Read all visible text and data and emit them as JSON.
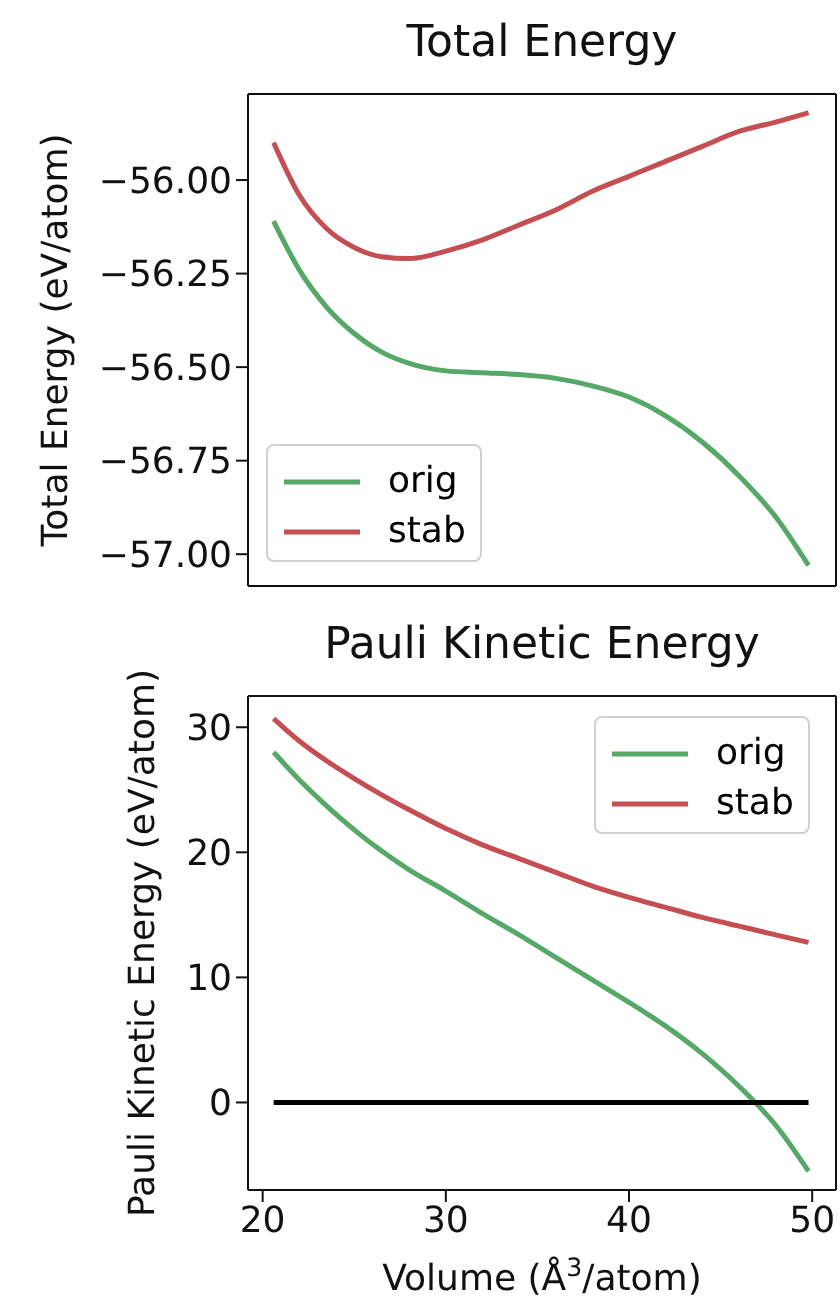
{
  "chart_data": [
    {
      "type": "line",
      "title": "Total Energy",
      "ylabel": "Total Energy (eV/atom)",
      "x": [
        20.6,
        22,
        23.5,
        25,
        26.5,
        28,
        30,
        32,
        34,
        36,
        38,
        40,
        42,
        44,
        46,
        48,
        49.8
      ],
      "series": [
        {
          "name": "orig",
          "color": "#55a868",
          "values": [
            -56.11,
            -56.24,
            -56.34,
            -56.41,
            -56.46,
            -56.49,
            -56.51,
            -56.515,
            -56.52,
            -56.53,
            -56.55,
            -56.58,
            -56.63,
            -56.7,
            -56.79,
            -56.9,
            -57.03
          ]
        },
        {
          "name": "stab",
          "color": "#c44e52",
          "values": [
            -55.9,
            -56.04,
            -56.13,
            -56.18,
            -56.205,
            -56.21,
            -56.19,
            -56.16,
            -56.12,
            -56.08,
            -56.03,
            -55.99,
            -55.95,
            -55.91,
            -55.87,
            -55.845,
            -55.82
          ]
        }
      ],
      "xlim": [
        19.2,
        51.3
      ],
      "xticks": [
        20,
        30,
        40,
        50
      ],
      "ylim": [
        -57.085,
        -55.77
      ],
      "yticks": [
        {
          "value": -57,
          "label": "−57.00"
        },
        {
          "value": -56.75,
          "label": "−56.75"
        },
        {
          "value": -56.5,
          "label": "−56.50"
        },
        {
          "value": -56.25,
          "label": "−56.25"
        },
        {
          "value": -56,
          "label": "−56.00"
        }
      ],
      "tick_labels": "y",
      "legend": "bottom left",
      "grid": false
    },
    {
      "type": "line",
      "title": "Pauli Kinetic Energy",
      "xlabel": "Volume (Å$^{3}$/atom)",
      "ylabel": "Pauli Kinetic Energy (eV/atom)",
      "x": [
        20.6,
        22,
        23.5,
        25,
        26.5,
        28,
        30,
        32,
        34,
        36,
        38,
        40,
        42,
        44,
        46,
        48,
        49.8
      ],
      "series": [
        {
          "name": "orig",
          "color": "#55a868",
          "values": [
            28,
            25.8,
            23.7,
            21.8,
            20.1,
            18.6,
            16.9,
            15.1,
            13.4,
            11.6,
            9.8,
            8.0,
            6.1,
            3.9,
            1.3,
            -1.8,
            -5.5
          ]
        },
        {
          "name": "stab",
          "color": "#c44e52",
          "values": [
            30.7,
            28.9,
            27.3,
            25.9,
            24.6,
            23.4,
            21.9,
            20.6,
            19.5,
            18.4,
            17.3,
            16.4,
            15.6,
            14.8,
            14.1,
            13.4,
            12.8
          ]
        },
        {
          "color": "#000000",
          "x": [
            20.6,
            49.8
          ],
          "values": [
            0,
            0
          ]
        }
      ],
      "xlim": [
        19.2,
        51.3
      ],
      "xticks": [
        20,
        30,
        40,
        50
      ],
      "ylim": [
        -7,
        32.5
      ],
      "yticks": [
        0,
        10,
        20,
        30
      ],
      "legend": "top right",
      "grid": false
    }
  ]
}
==
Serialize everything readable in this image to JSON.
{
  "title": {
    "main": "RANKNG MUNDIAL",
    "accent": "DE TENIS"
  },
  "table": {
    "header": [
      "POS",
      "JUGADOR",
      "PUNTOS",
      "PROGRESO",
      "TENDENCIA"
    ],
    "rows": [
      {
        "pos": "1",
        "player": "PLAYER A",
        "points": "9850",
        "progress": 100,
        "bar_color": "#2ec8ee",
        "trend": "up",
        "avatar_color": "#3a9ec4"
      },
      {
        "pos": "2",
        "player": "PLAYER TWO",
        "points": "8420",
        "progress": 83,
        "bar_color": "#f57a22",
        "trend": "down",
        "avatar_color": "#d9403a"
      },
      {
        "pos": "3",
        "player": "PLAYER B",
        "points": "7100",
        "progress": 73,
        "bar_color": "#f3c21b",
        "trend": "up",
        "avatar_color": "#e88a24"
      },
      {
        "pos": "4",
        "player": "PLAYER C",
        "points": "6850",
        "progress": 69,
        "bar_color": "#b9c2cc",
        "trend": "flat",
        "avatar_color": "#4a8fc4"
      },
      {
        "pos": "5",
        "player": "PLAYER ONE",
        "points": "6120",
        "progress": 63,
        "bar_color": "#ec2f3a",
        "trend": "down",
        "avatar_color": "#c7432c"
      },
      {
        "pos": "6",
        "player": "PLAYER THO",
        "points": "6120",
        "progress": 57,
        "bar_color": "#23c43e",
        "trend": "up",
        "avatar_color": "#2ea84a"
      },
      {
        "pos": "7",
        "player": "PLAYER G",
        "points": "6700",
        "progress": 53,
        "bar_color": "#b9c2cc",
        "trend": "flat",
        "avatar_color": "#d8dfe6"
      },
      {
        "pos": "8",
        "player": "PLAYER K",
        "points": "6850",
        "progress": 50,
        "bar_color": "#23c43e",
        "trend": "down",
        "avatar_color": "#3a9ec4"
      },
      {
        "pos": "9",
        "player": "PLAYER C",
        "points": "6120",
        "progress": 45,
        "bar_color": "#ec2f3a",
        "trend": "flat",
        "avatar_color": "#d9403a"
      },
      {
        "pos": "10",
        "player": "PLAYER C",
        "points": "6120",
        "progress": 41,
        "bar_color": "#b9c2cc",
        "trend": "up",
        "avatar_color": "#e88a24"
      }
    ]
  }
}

# STATED EXERCISE:
Copy each line of the records containing the string "Pauli".

# SOLUTION TO THIS PROBLEM:
      "title": "Pauli Kinetic Energy",
      "ylabel": "Pauli Kinetic Energy (eV/atom)",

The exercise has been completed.